:: Exercise details ::
Can you print every record below exactly as written?

[Collection entries]
▼

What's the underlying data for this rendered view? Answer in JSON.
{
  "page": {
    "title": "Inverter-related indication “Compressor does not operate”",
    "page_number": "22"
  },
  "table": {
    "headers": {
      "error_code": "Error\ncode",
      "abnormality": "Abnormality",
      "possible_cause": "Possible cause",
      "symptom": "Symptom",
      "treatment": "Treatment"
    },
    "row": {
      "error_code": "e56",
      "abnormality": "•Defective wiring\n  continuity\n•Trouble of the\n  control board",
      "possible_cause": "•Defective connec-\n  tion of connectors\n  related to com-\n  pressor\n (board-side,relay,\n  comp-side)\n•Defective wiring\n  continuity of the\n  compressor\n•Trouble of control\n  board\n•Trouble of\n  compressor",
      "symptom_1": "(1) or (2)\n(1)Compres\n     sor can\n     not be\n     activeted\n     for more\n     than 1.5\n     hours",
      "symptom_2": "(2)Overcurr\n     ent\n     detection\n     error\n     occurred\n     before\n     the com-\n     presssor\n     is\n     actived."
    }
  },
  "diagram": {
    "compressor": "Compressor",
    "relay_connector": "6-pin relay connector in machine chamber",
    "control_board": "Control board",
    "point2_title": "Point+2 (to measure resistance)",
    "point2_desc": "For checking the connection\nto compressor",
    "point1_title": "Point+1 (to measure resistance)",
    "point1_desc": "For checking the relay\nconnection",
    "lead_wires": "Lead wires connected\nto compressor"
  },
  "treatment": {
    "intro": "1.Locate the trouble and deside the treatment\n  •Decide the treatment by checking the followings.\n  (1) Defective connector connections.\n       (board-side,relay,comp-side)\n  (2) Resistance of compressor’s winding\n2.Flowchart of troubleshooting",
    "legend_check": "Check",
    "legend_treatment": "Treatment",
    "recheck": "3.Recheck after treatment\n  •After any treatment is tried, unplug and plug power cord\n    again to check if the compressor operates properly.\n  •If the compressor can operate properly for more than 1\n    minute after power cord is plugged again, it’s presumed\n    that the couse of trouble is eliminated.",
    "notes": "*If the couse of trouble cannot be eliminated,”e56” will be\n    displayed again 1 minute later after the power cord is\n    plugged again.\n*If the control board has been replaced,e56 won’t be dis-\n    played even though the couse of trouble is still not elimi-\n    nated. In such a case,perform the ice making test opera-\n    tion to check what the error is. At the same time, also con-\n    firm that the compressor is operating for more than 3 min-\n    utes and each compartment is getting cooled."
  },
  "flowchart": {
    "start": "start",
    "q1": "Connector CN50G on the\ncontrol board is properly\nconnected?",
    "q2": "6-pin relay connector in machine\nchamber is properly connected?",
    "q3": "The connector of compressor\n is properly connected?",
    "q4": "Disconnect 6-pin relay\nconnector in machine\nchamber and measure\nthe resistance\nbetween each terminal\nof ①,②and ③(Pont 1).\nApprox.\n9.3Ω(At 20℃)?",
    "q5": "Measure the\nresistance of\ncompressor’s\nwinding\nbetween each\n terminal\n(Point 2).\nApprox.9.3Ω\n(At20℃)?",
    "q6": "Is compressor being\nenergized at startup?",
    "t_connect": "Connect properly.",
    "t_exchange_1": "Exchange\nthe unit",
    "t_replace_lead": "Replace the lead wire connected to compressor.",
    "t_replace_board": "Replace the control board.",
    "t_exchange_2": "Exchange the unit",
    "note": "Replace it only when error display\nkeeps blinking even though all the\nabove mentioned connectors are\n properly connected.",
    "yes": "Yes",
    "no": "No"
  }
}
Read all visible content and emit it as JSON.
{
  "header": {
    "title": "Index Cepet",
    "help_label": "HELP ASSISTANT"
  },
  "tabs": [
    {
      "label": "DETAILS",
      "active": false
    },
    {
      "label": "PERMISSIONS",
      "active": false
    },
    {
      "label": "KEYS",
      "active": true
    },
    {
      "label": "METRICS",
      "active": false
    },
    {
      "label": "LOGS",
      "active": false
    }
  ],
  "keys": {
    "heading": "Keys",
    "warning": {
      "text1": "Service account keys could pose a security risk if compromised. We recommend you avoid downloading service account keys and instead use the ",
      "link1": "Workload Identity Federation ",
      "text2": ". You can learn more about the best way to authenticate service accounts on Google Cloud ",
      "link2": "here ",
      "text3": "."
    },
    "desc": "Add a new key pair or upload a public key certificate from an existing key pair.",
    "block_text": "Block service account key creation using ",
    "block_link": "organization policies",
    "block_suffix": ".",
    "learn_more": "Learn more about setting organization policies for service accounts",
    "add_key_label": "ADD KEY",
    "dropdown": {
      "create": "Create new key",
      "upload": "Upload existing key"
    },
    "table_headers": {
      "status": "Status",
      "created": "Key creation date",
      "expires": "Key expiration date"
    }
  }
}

▲

:: Written answer ::
What's the underlying data for this rendered view? Answer in JSON.
{
  "page": {
    "title": "Inverter-related indication “Compressor does not operate”",
    "page_number": "22"
  },
  "table": {
    "headers": {
      "error_code": "Error\ncode",
      "abnormality": "Abnormality",
      "possible_cause": "Possible cause",
      "symptom": "Symptom",
      "treatment": "Treatment"
    },
    "row": {
      "error_code": "e56",
      "abnormality": "•Defective wiring\n  continuity\n•Trouble of the\n  control board",
      "possible_cause": "•Defective connec-\n  tion of connectors\n  related to com-\n  pressor\n (board-side,relay,\n  comp-side)\n•Defective wiring\n  continuity of the\n  compressor\n•Trouble of control\n  board\n•Trouble of\n  compressor",
      "symptom_1": "(1) or (2)\n(1)Compres\n     sor can\n     not be\n     activeted\n     for more\n     than 1.5\n     hours",
      "symptom_2": "(2)Overcurr\n     ent\n     detection\n     error\n     occurred\n     before\n     the com-\n     presssor\n     is\n     actived."
    }
  },
  "diagram": {
    "compressor": "Compressor",
    "relay_connector": "6-pin relay connector in machine chamber",
    "control_board": "Control board",
    "point2_title": "Point+2 (to measure resistance)",
    "point2_desc": "For checking the connection\nto compressor",
    "point1_title": "Point+1 (to measure resistance)",
    "point1_desc": "For checking the relay\nconnection",
    "lead_wires": "Lead wires connected\nto compressor"
  },
  "treatment": {
    "intro": "1.Locate the trouble and deside the treatment\n  •Decide the treatment by checking the followings.\n  (1) Defective connector connections.\n       (board-side,relay,comp-side)\n  (2) Resistance of compressor’s winding\n2.Flowchart of troubleshooting",
    "legend_check": "Check",
    "legend_treatment": "Treatment",
    "recheck": "3.Recheck after treatment\n  •After any treatment is tried, unplug and plug power cord\n    again to check if the compressor operates properly.\n  •If the compressor can operate properly for more than 1\n    minute after power cord is plugged again, it’s presumed\n    that the couse of trouble is eliminated.",
    "notes": "*If the couse of trouble cannot be eliminated,”e56” will be\n    displayed again 1 minute later after the power cord is\n    plugged again.\n*If the control board has been replaced,e56 won’t be dis-\n    played even though the couse of trouble is still not elimi-\n    nated. In such a case,perform the ice making test opera-\n    tion to check what the error is. At the same time, also con-\n    firm that the compressor is operating for more than 3 min-\n    utes and each compartment is getting cooled."
  },
  "flowchart": {
    "start": "start",
    "q1": "Connector CN50G on the\ncontrol board is properly\nconnected?",
    "q2": "6-pin relay connector in machine\nchamber is properly connected?",
    "q3": "The connector of compressor\n is properly connected?",
    "q4": "Disconnect 6-pin relay\nconnector in machine\nchamber and measure\nthe resistance\nbetween each terminal\nof ①,②and ③(Pont 1).\nApprox.\n9.3Ω(At 20℃)?",
    "q5": "Measure the\nresistance of\ncompressor’s\nwinding\nbetween each\n terminal\n(Point 2).\nApprox.9.3Ω\n(At20℃)?",
    "q6": "Is compressor being\nenergized at startup?",
    "t_connect": "Connect properly.",
    "t_exchange_1": "Exchange\nthe unit",
    "t_replace_lead": "Replace the lead wire connected to compressor.",
    "t_replace_board": "Replace the control board.",
    "t_exchange_2": "Exchange the unit",
    "note": "Replace it only when error display\nkeeps blinking even though all the\nabove mentioned connectors are\n properly connected.",
    "yes": "Yes",
    "no": "No"
  }
}
Read all visible content and emit it as JSON.
{
  "header": {
    "title": "Index Cepet",
    "help_label": "HELP ASSISTANT"
  },
  "tabs": [
    {
      "label": "DETAILS",
      "active": false
    },
    {
      "label": "PERMISSIONS",
      "active": false
    },
    {
      "label": "KEYS",
      "active": true
    },
    {
      "label": "METRICS",
      "active": false
    },
    {
      "label": "LOGS",
      "active": false
    }
  ],
  "keys": {
    "heading": "Keys",
    "warning": {
      "text1": "Service account keys could pose a security risk if compromised. We recommend you avoid downloading service account keys and instead use the ",
      "link1": "Workload Identity Federation ",
      "text2": ". You can learn more about the best way to authenticate service accounts on Google Cloud ",
      "link2": "here ",
      "text3": "."
    },
    "desc": "Add a new key pair or upload a public key certificate from an existing key pair.",
    "block_text": "Block service account key creation using ",
    "block_link": "organization policies",
    "block_suffix": ".",
    "learn_more": "Learn more about setting organization policies for service accounts",
    "add_key_label": "ADD KEY",
    "dropdown": {
      "create": "Create new key",
      "upload": "Upload existing key"
    },
    "table_headers": {
      "status": "Status",
      "created": "Key creation date",
      "expires": "Key expiration date"
    }
  }
}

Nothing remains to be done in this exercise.